> **Exercise task**
Edit the listing from its first line down to the line containing "observation-bullet-3: The u-test": replace "group_name" with "framework", change nothing else, and give back only those lines.

>> START Entries provided

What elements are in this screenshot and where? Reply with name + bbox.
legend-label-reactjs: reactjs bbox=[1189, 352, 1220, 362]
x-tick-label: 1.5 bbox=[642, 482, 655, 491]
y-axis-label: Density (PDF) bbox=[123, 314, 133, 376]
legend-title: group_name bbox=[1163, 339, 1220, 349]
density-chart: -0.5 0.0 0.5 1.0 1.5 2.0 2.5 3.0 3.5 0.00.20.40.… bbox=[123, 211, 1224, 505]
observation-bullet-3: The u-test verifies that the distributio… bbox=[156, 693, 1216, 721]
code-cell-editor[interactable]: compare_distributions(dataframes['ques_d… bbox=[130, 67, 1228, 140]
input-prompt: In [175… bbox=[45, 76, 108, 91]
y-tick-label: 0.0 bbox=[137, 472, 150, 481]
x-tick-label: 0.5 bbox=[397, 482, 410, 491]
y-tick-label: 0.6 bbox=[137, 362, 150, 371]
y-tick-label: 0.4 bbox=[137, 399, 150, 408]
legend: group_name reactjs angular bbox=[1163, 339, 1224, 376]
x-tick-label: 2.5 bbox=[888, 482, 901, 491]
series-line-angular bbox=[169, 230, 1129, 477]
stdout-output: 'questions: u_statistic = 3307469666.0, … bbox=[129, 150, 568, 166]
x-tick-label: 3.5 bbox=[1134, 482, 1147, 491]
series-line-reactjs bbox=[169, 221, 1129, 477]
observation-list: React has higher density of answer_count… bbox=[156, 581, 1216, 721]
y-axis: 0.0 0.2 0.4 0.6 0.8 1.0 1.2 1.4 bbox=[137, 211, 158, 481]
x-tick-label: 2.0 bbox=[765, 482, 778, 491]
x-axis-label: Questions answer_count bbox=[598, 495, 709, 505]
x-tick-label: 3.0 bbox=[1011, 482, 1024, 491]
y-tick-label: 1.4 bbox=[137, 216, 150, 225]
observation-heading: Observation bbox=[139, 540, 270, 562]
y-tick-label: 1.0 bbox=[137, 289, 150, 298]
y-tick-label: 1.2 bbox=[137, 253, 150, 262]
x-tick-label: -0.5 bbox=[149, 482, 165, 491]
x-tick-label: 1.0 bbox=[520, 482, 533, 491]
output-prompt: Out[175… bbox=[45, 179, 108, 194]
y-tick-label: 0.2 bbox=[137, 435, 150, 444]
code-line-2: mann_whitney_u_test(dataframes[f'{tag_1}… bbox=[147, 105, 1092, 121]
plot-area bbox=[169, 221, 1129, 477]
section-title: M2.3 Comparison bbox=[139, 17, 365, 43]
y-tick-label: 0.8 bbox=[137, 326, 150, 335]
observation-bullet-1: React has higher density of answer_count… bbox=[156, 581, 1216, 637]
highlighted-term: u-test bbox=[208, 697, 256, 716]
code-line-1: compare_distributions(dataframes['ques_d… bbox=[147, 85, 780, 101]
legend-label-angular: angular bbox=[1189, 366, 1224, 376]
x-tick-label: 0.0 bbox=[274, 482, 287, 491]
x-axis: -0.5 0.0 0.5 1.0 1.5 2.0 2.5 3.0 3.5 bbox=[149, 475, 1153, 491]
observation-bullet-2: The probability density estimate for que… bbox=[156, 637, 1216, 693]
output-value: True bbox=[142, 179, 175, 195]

>> END Entries provided

> **Finished answer**
What elements are in this screenshot and where? Reply with name + bbox.
legend-label-reactjs: reactjs bbox=[1189, 352, 1220, 362]
x-tick-label: 1.5 bbox=[642, 482, 655, 491]
y-axis-label: Density (PDF) bbox=[123, 314, 133, 376]
legend-title: framework bbox=[1163, 339, 1220, 349]
density-chart: -0.5 0.0 0.5 1.0 1.5 2.0 2.5 3.0 3.5 0.00.20.40.… bbox=[123, 211, 1224, 505]
observation-bullet-3: The u-test verifies that the distributio… bbox=[156, 693, 1216, 721]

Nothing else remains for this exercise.